Aim of the exercise -
Reproduce every line in the listing that contains the word "each".

Records to process -
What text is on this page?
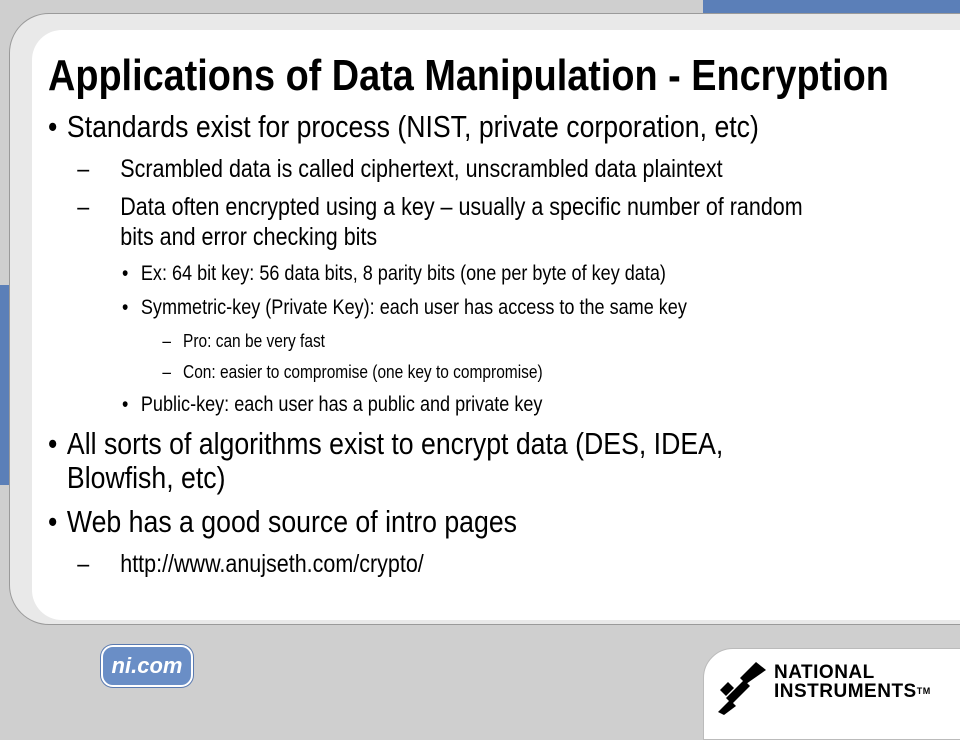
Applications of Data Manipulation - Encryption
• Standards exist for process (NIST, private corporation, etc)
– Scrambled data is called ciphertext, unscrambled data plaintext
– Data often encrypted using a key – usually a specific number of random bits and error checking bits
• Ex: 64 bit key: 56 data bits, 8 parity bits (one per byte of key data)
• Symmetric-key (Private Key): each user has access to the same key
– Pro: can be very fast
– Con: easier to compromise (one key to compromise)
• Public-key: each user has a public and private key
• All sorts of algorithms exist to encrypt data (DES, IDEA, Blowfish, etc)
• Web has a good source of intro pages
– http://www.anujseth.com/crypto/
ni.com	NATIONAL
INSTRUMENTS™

---

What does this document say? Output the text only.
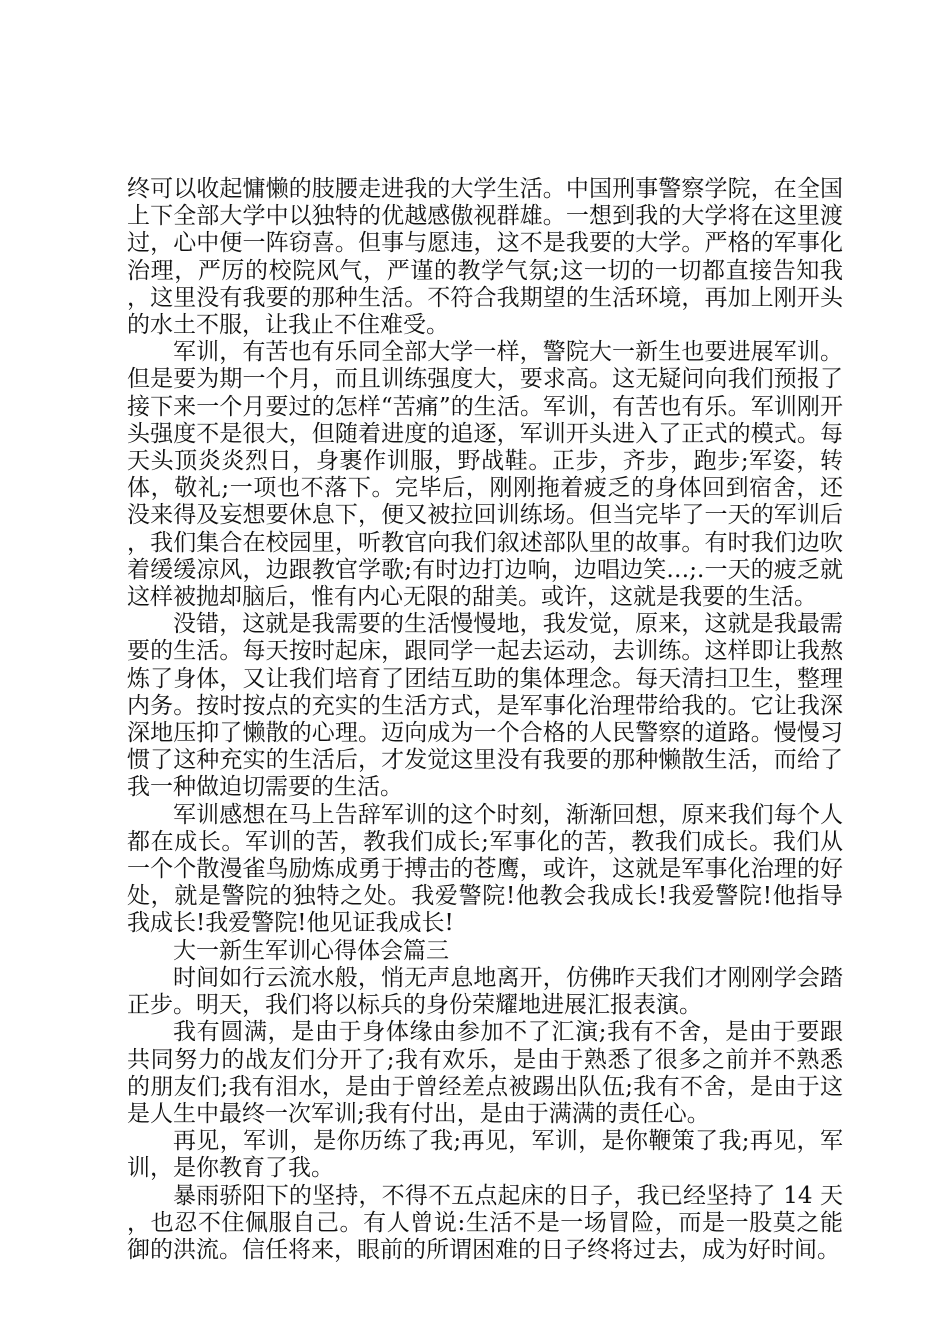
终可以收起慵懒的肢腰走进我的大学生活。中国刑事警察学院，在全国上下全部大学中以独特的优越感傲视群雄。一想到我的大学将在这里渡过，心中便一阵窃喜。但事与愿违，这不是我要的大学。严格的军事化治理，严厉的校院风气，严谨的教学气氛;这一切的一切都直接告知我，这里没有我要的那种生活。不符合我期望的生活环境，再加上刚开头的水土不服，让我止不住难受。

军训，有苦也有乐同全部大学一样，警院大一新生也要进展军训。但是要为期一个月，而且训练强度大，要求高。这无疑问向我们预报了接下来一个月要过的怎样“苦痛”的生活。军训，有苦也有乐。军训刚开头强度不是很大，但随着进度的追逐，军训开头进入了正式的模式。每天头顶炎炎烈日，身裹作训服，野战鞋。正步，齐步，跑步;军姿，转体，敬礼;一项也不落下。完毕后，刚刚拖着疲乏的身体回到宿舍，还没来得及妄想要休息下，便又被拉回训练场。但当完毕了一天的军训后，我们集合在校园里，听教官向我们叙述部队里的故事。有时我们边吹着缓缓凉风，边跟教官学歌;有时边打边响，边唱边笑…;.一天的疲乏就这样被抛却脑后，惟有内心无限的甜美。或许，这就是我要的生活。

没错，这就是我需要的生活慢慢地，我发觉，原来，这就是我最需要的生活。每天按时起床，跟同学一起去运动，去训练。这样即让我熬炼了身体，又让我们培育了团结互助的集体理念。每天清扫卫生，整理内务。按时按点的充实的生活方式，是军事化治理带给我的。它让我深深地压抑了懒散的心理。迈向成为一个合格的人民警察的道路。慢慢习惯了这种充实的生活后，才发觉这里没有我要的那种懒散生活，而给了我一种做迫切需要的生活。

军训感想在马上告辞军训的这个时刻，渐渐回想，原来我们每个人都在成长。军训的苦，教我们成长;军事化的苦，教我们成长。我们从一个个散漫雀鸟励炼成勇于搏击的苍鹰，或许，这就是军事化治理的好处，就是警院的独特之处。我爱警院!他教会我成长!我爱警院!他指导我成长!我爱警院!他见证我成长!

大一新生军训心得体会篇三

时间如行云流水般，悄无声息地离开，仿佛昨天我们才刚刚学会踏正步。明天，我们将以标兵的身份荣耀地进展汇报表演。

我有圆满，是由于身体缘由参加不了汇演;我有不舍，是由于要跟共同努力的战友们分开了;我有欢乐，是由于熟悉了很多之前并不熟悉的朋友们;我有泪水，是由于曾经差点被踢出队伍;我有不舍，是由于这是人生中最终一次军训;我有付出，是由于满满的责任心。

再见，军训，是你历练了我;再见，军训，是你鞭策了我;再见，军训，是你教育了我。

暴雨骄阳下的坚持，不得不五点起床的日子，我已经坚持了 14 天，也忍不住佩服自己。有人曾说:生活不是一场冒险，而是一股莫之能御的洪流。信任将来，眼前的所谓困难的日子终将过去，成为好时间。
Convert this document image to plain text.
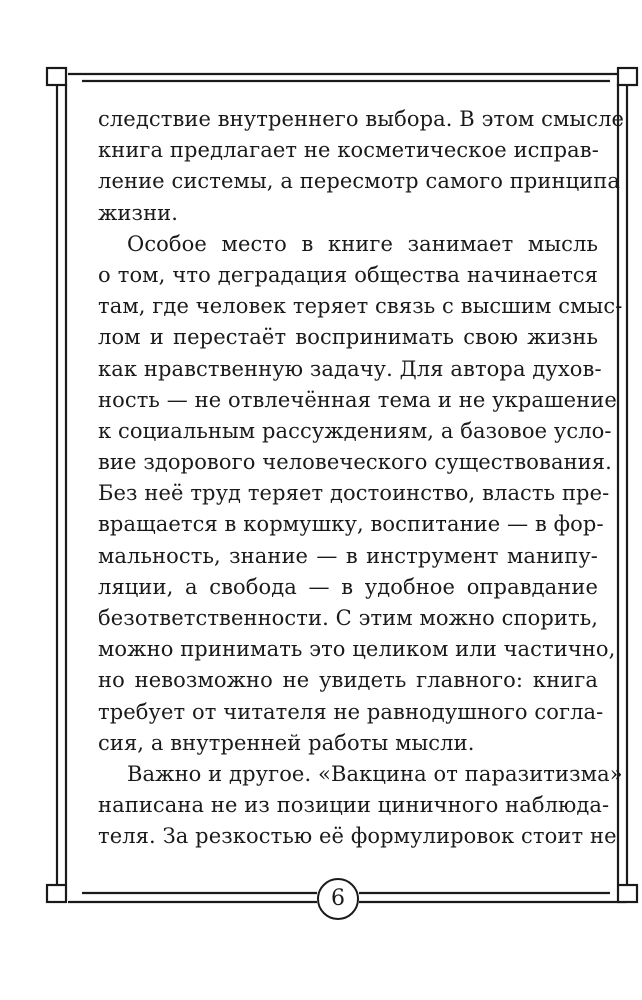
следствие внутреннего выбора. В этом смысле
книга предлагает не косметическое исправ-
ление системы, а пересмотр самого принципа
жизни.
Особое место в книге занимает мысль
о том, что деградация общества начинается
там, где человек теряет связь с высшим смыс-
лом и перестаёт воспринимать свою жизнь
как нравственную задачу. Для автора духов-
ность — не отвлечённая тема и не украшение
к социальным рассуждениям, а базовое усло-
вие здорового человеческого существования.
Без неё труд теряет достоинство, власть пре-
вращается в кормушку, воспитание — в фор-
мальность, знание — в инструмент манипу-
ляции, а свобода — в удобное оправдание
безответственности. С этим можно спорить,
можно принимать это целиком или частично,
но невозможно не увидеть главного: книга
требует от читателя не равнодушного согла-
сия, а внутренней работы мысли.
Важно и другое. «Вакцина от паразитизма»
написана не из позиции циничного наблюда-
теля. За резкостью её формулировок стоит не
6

==

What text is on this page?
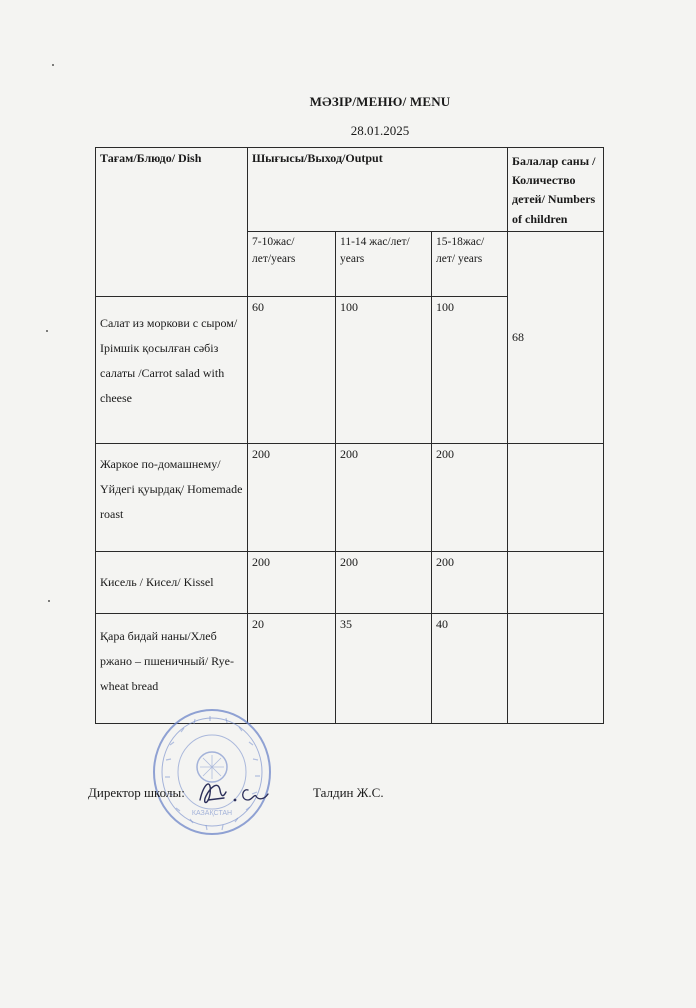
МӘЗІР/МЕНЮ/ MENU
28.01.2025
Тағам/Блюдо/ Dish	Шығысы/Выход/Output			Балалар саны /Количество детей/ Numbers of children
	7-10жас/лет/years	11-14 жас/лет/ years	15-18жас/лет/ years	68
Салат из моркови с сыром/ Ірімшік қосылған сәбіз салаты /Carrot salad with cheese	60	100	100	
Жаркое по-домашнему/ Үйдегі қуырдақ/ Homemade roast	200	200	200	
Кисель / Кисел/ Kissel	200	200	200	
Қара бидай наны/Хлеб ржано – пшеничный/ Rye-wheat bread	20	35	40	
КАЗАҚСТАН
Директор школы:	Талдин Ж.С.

Solution for this task -
• Symmetric-key (Private Key): each user has access to the same key
• Public-key: each user has a public and private key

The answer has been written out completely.